Reproduce the listing exactly, please, with every line intact.
----------------
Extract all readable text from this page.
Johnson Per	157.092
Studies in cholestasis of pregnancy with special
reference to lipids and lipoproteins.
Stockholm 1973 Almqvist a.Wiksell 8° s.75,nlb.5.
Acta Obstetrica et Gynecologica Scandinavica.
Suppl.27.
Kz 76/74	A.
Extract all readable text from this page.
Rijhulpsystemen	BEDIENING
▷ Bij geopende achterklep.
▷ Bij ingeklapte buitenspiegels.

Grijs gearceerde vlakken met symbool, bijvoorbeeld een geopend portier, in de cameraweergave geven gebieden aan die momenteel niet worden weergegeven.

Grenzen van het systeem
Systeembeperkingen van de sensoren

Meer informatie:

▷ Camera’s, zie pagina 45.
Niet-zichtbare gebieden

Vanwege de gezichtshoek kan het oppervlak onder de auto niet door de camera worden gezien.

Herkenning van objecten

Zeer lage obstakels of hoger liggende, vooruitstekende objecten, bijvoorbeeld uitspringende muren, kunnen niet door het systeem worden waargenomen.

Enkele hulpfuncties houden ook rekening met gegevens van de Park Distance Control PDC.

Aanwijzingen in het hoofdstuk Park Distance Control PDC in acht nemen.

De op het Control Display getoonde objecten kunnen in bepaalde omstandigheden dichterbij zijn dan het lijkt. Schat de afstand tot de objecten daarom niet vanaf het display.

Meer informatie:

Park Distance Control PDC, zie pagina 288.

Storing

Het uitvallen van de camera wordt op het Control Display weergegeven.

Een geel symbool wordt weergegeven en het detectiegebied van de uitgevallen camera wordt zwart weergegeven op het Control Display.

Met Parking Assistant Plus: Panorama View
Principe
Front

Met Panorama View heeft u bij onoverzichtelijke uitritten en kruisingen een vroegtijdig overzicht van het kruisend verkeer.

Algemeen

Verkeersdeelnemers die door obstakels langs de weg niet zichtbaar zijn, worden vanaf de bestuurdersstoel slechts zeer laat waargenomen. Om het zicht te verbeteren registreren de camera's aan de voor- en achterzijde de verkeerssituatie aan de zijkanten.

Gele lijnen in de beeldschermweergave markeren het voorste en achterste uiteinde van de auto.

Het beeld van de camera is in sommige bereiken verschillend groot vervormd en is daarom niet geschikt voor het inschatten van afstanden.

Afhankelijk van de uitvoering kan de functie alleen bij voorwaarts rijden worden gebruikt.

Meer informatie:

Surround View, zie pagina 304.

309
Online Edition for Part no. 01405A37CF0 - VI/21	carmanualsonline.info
----------------
RESPONSE AREA:
Extract all readable text from this page.
Johnson Per	157.092
Studies in cholestasis of pregnancy with special
reference to lipids and lipoproteins.
Stockholm 1973 Almqvist a.Wiksell 8° s.75,nlb.5.
Acta Obstetrica et Gynecologica Scandinavica.
Suppl.27.
Kz 76/74	A.
Extract all readable text from this page.
Rijhulpsystemen	BEDIENING
▷ Bij geopende achterklep.
▷ Bij ingeklapte buitenspiegels.

Grijs gearceerde vlakken met symbool, bijvoorbeeld een geopend portier, in de cameraweergave geven gebieden aan die momenteel niet worden weergegeven.

Grenzen van het systeem
Systeembeperkingen van de sensoren

Meer informatie:

▷ Camera’s, zie pagina 45.
Niet-zichtbare gebieden

Vanwege de gezichtshoek kan het oppervlak onder de auto niet door de camera worden gezien.

Herkenning van objecten

Zeer lage obstakels of hoger liggende, vooruitstekende objecten, bijvoorbeeld uitspringende muren, kunnen niet door het systeem worden waargenomen.

Enkele hulpfuncties houden ook rekening met gegevens van de Park Distance Control PDC.

Aanwijzingen in het hoofdstuk Park Distance Control PDC in acht nemen.

De op het Control Display getoonde objecten kunnen in bepaalde omstandigheden dichterbij zijn dan het lijkt. Schat de afstand tot de objecten daarom niet vanaf het display.

Meer informatie:

Park Distance Control PDC, zie pagina 288.

Storing

Het uitvallen van de camera wordt op het Control Display weergegeven.

Een geel symbool wordt weergegeven en het detectiegebied van de uitgevallen camera wordt zwart weergegeven op het Control Display.

Met Parking Assistant Plus: Panorama View
Principe
Front

Met Panorama View heeft u bij onoverzichtelijke uitritten en kruisingen een vroegtijdig overzicht van het kruisend verkeer.

Algemeen

Verkeersdeelnemers die door obstakels langs de weg niet zichtbaar zijn, worden vanaf de bestuurdersstoel slechts zeer laat waargenomen. Om het zicht te verbeteren registreren de camera's aan de voor- en achterzijde de verkeerssituatie aan de zijkanten.

Gele lijnen in de beeldschermweergave markeren het voorste en achterste uiteinde van de auto.

Het beeld van de camera is in sommige bereiken verschillend groot vervormd en is daarom niet geschikt voor het inschatten van afstanden.

Afhankelijk van de uitvoering kan de functie alleen bij voorwaarts rijden worden gebruikt.

Meer informatie:

Surround View, zie pagina 304.

309
Online Edition for Part no. 01405A37CF0 - VI/21	carmanualsonline.info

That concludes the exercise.